AIM: Every line below that contains "Loss" is to be copied.

##### RECORD EXCERPTS #####

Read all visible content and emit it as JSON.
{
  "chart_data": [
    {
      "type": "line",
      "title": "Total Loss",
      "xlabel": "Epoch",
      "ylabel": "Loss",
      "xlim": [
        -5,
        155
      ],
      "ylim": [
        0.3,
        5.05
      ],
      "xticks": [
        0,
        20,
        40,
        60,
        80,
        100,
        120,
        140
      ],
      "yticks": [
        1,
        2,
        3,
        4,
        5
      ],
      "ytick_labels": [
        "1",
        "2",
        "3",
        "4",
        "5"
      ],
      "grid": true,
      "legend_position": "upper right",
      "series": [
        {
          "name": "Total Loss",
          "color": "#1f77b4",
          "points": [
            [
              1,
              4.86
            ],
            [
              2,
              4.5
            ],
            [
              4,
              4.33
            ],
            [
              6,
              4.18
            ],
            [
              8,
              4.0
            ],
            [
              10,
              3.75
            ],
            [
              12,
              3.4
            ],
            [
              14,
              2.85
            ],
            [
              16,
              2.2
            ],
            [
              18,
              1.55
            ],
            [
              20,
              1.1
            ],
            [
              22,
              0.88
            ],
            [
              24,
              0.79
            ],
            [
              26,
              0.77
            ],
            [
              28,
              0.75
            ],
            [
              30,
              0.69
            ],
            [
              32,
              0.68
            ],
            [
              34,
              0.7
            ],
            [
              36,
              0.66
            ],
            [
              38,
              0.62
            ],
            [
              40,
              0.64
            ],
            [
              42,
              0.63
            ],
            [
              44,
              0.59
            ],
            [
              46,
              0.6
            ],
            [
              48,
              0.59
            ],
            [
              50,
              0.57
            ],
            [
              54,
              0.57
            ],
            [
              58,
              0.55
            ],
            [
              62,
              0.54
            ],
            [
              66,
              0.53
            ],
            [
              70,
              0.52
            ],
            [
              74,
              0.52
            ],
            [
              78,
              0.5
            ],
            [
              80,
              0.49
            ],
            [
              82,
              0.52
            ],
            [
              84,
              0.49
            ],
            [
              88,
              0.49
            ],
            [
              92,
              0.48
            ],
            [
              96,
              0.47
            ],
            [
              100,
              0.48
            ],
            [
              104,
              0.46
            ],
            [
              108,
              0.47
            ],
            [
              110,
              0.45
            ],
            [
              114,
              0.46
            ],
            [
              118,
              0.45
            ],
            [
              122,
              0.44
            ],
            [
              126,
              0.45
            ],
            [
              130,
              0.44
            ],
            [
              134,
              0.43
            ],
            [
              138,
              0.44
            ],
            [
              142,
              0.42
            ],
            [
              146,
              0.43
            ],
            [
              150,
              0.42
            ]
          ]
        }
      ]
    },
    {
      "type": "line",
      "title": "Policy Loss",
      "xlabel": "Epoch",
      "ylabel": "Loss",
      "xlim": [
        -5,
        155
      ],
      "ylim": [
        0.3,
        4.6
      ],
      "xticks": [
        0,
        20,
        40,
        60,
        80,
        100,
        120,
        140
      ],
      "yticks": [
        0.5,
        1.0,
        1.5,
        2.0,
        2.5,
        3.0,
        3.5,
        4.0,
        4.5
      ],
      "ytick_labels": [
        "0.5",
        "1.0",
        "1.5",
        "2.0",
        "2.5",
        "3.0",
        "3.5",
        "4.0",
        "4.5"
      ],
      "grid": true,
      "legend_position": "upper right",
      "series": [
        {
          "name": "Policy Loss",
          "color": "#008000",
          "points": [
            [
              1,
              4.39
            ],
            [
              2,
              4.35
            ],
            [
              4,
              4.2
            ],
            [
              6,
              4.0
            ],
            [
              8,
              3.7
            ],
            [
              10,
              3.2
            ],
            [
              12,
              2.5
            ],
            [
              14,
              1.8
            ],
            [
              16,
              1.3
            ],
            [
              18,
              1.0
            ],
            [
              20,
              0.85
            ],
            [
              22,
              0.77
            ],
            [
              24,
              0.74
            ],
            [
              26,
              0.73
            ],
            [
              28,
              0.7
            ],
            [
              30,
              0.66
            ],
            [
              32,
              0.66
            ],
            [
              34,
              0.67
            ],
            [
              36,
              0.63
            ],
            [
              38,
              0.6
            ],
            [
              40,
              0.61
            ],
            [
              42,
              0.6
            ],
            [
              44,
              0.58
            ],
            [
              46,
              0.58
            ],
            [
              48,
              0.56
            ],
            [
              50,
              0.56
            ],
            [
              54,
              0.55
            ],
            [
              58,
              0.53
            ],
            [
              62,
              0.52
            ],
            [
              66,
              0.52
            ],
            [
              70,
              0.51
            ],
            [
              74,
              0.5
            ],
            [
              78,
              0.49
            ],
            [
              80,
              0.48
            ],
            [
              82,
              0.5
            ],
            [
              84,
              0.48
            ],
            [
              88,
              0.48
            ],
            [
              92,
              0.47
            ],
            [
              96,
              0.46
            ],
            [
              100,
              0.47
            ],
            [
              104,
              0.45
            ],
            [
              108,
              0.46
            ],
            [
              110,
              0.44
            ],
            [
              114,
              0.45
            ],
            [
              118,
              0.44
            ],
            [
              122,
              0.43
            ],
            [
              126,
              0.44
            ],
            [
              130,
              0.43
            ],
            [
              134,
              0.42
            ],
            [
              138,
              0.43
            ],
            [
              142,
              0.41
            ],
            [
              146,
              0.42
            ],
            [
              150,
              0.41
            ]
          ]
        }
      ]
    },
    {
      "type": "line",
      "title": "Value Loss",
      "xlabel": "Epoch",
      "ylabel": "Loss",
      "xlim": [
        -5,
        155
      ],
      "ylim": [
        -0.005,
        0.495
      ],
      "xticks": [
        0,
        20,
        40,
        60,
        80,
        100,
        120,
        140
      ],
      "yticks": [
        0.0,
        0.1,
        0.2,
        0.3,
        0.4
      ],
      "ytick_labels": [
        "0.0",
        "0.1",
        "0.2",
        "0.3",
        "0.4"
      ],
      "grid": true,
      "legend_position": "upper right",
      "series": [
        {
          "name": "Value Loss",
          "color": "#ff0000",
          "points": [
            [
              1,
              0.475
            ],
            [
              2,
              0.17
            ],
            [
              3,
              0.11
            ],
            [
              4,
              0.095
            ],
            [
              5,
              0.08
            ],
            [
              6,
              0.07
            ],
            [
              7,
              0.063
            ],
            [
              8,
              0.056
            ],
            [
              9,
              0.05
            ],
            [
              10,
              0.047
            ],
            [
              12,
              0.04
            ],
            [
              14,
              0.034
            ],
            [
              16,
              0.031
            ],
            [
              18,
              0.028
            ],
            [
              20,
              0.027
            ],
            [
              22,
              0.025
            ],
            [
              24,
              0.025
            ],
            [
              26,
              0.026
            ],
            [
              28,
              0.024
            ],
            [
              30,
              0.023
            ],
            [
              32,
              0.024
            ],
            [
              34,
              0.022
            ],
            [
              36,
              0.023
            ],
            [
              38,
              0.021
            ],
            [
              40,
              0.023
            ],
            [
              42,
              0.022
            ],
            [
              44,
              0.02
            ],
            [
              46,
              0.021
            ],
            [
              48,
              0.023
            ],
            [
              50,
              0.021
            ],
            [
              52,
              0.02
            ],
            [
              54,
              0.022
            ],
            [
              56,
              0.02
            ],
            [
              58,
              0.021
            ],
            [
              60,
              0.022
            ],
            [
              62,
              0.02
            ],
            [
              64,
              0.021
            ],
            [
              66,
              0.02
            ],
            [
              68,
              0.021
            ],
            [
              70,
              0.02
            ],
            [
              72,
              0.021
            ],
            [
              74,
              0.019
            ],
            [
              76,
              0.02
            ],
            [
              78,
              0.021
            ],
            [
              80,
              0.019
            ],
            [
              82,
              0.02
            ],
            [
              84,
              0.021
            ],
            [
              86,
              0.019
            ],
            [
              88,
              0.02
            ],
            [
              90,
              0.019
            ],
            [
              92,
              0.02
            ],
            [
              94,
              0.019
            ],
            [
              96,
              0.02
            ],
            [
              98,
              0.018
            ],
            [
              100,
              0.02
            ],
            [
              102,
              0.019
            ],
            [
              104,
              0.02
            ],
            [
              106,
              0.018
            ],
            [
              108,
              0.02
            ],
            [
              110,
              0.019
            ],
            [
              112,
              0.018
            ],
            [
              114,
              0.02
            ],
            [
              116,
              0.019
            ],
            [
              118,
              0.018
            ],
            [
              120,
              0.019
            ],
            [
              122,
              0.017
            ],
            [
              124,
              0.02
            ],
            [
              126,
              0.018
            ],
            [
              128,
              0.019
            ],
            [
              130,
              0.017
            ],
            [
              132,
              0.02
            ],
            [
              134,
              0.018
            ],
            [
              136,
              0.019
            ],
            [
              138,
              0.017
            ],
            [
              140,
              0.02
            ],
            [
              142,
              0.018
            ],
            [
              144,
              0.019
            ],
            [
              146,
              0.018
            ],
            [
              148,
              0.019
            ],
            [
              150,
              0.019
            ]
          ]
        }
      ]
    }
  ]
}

#####

RESULT:
      "title": "Total Loss",
      "ylabel": "Loss",
          "name": "Total Loss",
      "title": "Policy Loss",
      "ylabel": "Loss",
          "name": "Policy Loss",
      "title": "Value Loss",
      "ylabel": "Loss",
          "name": "Value Loss",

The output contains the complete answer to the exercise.